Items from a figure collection

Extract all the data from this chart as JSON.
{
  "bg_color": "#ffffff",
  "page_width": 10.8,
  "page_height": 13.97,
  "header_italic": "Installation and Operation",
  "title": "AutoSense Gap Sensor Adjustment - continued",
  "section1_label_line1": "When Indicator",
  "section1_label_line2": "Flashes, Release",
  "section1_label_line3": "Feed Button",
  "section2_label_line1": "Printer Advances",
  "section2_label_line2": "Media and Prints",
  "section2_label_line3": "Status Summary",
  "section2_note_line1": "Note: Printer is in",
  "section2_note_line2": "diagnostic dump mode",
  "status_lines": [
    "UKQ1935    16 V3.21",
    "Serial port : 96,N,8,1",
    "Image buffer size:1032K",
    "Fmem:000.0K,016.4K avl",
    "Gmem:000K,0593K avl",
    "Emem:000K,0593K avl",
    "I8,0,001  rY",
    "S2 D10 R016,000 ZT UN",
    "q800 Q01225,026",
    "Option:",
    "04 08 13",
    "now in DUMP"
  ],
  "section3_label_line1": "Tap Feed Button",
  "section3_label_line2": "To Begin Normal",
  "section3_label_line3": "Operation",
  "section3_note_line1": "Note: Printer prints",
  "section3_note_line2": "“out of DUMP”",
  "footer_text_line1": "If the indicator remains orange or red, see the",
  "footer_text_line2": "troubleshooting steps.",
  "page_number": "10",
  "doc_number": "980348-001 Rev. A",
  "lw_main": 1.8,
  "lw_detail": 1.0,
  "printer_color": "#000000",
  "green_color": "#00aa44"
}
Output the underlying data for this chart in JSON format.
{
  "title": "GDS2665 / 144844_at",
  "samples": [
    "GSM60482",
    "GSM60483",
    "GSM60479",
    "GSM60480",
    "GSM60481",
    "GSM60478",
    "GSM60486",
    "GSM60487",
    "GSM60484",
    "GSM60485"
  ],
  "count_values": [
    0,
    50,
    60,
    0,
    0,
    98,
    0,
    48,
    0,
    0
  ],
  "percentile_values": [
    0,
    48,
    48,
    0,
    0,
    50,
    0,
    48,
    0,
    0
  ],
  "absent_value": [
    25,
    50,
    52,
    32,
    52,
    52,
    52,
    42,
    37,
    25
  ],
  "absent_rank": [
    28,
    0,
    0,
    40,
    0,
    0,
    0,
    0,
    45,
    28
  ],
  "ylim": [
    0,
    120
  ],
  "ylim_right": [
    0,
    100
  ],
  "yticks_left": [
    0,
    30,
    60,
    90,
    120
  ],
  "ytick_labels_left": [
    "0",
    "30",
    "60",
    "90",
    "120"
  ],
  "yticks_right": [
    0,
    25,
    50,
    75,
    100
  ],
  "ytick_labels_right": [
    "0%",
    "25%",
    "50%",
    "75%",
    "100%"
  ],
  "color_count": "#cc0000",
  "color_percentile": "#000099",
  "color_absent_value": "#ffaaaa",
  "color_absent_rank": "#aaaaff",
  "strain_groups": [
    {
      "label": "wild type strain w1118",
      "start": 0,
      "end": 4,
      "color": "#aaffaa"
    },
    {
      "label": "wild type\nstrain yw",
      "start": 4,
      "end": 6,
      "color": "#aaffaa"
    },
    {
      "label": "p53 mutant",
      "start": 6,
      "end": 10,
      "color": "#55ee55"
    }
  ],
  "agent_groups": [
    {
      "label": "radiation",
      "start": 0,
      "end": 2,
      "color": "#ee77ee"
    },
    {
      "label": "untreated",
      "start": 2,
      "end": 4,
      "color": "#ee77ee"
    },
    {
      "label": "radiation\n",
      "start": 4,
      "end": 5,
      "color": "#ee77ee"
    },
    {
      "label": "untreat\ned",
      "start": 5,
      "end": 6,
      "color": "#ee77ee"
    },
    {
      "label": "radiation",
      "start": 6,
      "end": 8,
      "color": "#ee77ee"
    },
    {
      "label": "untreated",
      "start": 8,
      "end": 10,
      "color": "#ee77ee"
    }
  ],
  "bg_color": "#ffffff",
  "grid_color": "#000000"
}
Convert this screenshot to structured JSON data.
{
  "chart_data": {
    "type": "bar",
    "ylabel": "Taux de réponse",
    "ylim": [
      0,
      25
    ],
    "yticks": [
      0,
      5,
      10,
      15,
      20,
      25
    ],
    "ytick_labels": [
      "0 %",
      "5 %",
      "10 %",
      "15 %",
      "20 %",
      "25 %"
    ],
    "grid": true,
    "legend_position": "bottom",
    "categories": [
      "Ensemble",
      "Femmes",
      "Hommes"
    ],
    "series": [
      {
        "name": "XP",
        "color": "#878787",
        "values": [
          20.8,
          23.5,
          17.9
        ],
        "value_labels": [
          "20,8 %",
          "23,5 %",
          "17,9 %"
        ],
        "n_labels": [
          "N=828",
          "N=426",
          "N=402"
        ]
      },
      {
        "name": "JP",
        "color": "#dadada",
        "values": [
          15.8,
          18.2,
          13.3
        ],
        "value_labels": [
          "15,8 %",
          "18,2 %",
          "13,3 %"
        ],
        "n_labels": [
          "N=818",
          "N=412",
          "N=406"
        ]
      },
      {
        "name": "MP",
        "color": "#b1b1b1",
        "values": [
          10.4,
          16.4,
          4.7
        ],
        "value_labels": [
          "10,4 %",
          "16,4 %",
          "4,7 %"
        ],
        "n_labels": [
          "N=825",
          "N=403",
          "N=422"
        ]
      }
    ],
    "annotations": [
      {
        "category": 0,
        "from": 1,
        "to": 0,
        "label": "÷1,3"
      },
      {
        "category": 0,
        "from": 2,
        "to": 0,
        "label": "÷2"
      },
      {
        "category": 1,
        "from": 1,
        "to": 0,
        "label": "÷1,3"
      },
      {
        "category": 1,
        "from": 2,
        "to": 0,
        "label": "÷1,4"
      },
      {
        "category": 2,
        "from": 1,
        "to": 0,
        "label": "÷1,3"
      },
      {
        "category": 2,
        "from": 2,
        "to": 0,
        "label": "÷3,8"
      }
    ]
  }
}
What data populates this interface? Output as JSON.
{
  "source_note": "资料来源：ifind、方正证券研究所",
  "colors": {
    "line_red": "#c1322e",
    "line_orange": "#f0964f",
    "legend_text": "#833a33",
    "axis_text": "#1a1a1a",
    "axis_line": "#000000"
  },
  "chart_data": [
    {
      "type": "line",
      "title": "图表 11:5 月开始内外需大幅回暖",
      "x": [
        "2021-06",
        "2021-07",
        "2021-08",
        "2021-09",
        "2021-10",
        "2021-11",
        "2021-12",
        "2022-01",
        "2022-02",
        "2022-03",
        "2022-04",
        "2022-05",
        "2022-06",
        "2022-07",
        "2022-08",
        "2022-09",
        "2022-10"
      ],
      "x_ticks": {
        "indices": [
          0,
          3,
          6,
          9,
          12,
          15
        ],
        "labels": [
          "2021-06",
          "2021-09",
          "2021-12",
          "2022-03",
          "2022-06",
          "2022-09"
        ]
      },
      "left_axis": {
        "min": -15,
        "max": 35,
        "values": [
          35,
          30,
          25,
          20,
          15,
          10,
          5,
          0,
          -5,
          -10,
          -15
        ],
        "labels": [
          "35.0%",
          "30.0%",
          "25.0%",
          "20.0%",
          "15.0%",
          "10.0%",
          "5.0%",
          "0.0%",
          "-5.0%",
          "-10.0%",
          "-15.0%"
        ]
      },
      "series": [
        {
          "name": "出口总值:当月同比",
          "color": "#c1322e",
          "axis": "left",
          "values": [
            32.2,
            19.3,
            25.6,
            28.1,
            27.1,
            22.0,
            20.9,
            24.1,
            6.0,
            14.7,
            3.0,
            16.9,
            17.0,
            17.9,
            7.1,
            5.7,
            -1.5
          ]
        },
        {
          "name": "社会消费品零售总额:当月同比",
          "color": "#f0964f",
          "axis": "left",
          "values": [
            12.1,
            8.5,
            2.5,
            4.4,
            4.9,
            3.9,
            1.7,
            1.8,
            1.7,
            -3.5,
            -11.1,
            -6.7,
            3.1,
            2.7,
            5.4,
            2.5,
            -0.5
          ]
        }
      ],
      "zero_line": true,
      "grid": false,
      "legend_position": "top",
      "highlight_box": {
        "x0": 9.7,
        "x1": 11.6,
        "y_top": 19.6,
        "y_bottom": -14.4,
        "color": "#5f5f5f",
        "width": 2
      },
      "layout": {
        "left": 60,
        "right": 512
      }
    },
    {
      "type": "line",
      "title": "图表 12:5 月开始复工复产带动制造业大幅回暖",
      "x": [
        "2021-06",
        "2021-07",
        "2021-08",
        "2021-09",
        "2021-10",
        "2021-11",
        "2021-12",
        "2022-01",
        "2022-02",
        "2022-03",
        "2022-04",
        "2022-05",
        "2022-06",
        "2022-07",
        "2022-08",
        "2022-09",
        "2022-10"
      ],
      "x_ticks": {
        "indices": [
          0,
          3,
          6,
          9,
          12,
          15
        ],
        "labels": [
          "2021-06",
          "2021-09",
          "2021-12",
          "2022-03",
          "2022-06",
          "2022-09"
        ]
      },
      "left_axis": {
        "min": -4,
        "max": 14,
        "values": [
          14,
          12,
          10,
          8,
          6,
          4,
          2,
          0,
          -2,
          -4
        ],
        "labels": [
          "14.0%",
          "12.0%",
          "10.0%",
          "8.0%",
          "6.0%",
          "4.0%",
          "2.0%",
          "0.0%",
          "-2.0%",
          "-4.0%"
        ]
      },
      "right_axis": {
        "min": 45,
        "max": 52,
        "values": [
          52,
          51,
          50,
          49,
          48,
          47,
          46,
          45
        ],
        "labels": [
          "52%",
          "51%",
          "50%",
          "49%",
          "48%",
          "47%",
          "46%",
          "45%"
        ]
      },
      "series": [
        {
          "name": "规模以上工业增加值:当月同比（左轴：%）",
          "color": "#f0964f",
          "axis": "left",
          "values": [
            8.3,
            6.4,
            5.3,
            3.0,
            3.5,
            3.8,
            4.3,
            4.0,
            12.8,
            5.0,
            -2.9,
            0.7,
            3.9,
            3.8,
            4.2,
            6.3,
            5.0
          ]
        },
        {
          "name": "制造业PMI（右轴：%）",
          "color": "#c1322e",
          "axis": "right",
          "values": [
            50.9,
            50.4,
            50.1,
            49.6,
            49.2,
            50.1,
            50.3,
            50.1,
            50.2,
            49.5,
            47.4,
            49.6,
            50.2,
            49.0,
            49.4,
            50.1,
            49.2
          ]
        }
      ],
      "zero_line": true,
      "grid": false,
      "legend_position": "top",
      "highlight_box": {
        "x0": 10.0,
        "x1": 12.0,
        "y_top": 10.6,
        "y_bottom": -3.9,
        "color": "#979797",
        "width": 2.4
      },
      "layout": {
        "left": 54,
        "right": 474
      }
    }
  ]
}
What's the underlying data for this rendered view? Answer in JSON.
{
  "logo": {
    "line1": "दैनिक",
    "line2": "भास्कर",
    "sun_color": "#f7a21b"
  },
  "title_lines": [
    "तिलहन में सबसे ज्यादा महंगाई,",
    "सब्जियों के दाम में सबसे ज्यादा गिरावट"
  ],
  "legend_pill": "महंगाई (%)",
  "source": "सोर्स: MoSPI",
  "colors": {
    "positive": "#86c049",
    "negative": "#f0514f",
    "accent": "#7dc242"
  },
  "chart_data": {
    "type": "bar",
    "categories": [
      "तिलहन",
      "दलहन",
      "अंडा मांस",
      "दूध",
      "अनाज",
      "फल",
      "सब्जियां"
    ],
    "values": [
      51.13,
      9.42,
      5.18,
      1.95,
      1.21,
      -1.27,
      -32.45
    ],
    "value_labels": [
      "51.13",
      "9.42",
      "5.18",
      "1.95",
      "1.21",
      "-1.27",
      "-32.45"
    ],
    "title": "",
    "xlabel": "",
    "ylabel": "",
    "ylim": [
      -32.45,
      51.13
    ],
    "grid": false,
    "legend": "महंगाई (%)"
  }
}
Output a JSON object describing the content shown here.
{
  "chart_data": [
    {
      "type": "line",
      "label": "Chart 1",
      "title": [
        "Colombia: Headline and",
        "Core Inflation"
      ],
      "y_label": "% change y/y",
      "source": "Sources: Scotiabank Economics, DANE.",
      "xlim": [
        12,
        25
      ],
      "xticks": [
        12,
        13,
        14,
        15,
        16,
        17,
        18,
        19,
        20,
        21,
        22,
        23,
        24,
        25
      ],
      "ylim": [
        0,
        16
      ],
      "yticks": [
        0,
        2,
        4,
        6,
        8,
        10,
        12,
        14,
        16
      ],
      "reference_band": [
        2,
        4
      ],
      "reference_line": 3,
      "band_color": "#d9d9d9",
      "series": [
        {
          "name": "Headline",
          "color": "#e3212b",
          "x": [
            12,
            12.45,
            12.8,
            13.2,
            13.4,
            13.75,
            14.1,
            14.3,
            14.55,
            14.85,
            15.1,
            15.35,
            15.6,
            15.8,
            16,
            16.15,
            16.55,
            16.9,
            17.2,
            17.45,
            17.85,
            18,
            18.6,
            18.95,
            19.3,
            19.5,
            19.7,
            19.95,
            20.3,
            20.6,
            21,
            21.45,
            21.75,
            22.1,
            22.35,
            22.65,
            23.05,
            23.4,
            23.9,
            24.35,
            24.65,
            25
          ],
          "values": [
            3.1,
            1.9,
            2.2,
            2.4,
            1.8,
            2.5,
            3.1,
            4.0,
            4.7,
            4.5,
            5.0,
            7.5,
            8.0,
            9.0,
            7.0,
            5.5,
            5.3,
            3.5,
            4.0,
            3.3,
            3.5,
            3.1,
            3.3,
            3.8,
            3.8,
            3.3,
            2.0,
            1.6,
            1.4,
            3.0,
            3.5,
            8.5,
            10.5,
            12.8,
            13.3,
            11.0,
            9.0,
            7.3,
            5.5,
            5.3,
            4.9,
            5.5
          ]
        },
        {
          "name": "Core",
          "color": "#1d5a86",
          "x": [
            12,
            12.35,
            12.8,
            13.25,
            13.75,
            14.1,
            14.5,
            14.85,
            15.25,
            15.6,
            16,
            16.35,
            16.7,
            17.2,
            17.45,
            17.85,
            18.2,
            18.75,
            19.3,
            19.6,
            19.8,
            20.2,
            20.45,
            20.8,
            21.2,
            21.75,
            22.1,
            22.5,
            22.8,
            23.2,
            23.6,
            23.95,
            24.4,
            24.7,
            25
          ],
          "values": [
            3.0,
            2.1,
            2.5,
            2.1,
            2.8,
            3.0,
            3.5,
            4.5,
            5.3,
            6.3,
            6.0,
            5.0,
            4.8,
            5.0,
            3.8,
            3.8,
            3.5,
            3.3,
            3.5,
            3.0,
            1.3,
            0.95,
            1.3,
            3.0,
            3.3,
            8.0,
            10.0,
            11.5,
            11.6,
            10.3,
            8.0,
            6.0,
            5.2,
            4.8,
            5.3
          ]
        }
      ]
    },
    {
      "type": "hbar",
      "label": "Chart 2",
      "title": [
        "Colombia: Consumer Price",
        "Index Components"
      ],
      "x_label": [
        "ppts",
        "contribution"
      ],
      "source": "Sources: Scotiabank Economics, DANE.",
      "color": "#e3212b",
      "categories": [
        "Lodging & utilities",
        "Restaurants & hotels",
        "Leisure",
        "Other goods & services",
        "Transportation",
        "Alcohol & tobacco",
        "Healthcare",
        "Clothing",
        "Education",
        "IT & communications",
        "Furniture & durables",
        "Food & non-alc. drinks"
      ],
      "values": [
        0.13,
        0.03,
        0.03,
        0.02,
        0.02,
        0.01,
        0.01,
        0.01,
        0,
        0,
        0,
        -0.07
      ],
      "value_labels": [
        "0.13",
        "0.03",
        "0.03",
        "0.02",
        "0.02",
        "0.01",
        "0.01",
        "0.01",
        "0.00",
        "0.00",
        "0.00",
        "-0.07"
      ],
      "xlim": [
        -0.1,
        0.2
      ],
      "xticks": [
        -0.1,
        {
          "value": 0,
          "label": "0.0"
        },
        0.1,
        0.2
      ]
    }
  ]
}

▶ **Task goal**
Return every line above that contains the word "wild".

▶ **Solution for this problem**
      "label": "wild type strain w1118",
      "label": "wild type\nstrain yw",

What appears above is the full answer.